- Consigne: Renvoyez à l'identique les lignes qui vont de celle contenant « List all visible » jusqu'à celle contenant « x-tick-label: Jan 2025 », ces deux lignes comprises.

- Données fournies:
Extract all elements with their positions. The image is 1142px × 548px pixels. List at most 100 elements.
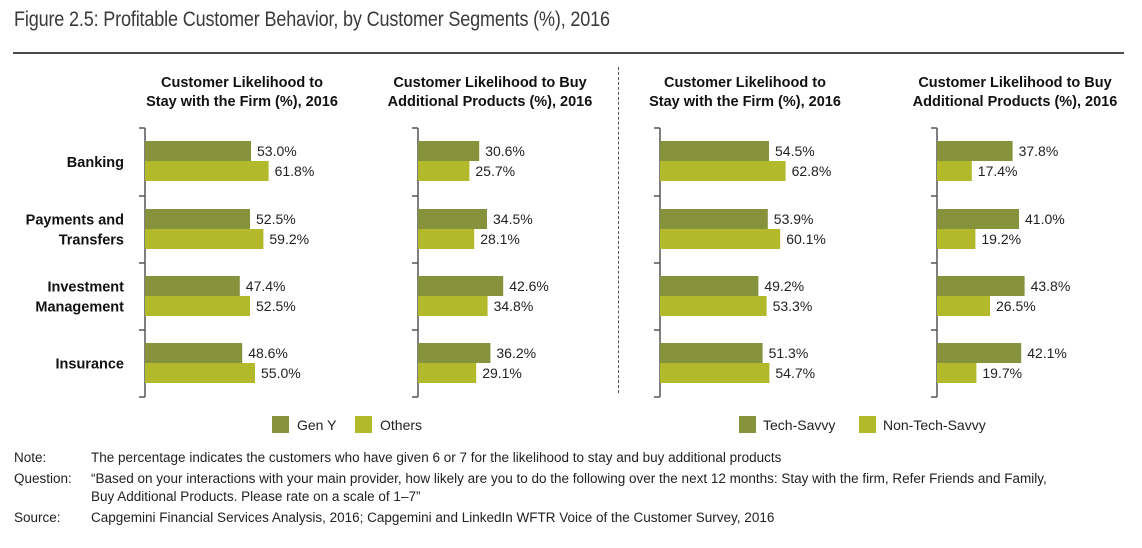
==
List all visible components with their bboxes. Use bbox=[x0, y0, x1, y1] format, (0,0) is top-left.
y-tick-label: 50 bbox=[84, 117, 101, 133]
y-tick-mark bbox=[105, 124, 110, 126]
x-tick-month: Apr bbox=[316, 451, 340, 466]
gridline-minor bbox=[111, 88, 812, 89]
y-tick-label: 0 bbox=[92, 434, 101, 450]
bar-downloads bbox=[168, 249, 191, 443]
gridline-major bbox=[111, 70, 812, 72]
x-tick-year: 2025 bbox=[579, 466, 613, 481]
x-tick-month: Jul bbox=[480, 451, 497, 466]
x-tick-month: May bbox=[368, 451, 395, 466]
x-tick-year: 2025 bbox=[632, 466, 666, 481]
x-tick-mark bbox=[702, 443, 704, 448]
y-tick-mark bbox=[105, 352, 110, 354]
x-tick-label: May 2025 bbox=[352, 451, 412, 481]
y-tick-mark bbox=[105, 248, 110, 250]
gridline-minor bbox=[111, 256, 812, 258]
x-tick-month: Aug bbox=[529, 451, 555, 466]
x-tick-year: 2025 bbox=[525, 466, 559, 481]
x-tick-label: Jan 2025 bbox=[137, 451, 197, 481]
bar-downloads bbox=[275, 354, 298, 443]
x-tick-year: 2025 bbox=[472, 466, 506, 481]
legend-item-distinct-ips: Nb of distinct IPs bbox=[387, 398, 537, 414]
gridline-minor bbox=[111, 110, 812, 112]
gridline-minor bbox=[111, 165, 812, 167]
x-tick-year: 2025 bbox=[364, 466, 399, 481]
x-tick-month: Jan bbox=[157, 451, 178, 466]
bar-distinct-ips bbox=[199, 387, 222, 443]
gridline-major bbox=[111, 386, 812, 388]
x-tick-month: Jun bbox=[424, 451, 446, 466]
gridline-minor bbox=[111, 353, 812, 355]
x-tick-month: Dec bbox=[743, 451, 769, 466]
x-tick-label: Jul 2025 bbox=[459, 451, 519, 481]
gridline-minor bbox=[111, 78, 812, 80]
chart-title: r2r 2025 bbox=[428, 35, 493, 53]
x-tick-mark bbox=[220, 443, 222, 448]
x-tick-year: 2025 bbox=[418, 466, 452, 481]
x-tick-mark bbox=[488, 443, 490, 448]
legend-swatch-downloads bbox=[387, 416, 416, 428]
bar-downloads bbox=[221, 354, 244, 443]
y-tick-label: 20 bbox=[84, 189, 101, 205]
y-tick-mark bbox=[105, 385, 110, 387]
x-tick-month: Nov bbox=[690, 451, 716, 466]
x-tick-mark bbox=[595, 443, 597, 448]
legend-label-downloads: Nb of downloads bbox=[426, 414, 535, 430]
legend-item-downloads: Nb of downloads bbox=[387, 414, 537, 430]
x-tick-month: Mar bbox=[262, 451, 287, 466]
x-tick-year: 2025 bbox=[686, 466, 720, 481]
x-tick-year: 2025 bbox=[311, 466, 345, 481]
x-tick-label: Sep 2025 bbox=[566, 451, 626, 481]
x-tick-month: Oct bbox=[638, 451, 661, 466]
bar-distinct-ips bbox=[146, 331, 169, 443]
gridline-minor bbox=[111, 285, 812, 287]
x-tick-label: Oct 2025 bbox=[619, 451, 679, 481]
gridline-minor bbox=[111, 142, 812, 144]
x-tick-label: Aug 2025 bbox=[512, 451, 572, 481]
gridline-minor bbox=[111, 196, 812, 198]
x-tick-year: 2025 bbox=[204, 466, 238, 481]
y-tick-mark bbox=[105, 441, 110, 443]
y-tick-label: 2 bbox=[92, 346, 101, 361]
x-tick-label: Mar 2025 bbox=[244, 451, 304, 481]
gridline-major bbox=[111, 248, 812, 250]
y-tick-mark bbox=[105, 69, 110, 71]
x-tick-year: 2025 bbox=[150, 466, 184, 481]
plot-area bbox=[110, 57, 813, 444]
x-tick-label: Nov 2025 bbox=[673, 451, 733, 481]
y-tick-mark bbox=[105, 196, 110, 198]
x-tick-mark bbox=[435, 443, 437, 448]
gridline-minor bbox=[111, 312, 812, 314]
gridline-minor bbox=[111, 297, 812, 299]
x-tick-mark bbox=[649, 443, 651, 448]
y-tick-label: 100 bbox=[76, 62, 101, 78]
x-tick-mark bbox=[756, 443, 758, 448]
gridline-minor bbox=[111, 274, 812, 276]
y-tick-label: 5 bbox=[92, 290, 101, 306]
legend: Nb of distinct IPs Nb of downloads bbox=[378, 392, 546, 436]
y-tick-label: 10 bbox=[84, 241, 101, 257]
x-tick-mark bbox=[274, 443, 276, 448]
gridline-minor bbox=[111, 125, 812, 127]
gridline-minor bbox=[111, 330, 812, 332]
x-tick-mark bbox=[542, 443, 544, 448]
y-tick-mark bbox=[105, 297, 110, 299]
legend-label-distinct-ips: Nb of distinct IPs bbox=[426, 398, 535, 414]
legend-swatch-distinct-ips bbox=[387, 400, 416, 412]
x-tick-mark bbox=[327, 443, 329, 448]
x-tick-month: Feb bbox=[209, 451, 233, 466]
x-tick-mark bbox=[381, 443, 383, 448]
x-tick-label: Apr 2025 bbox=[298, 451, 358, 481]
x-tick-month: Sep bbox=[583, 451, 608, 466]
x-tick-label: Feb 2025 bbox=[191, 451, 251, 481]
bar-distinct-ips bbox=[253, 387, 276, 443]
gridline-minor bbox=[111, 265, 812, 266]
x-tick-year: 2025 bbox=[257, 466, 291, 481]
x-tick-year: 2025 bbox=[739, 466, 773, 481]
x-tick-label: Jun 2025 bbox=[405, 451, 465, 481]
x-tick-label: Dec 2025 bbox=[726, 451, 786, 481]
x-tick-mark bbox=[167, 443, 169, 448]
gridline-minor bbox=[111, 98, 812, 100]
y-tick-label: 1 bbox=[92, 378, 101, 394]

- Corrigé:
List all visible components with their bboxes. Use bbox=[x0, y0, x1, y1] format, (0,0) is top-left.
y-tick-label: 50 bbox=[84, 117, 101, 133]
y-tick-mark bbox=[105, 124, 110, 126]
x-tick-month: Apr bbox=[316, 451, 340, 466]
gridline-minor bbox=[111, 88, 812, 89]
y-tick-label: 0 bbox=[92, 434, 101, 450]
bar-downloads bbox=[168, 249, 191, 443]
gridline-major bbox=[111, 70, 812, 72]
x-tick-year: 2025 bbox=[579, 466, 613, 481]
x-tick-month: Jul bbox=[480, 451, 497, 466]
x-tick-month: May bbox=[368, 451, 395, 466]
x-tick-year: 2025 bbox=[632, 466, 666, 481]
x-tick-mark bbox=[702, 443, 704, 448]
y-tick-mark bbox=[105, 352, 110, 354]
x-tick-label: May 2025 bbox=[352, 451, 412, 481]
y-tick-mark bbox=[105, 248, 110, 250]
gridline-minor bbox=[111, 256, 812, 258]
x-tick-month: Aug bbox=[529, 451, 555, 466]
x-tick-year: 2025 bbox=[525, 466, 559, 481]
x-tick-label: Jan 2025 bbox=[137, 451, 197, 481]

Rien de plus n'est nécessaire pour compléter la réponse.